Collected data
++++++++++++++++++++
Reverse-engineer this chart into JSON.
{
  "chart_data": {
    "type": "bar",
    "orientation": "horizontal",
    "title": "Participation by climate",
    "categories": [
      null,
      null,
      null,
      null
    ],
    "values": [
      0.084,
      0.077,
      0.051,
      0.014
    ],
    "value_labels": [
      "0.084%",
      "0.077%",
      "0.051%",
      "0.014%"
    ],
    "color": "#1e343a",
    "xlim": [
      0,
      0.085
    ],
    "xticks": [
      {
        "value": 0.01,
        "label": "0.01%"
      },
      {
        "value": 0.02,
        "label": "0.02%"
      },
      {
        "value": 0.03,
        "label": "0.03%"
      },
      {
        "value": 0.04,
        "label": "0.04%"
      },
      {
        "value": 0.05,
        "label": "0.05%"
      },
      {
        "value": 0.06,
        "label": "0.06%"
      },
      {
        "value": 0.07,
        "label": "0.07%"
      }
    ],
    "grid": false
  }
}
++++++++++++++++++++
## WRITTEN INSTRUCTION
Please repeat the listing exactly, with nothing left out.

## OUTPUT FOR THIS EXERCISE
Reverse-engineer this chart into JSON.
{
  "chart_data": {
    "type": "bar",
    "orientation": "horizontal",
    "title": "Participation by climate",
    "categories": [
      null,
      null,
      null,
      null
    ],
    "values": [
      0.084,
      0.077,
      0.051,
      0.014
    ],
    "value_labels": [
      "0.084%",
      "0.077%",
      "0.051%",
      "0.014%"
    ],
    "color": "#1e343a",
    "xlim": [
      0,
      0.085
    ],
    "xticks": [
      {
        "value": 0.01,
        "label": "0.01%"
      },
      {
        "value": 0.02,
        "label": "0.02%"
      },
      {
        "value": 0.03,
        "label": "0.03%"
      },
      {
        "value": 0.04,
        "label": "0.04%"
      },
      {
        "value": 0.05,
        "label": "0.05%"
      },
      {
        "value": 0.06,
        "label": "0.06%"
      },
      {
        "value": 0.07,
        "label": "0.07%"
      }
    ],
    "grid": false
  }
}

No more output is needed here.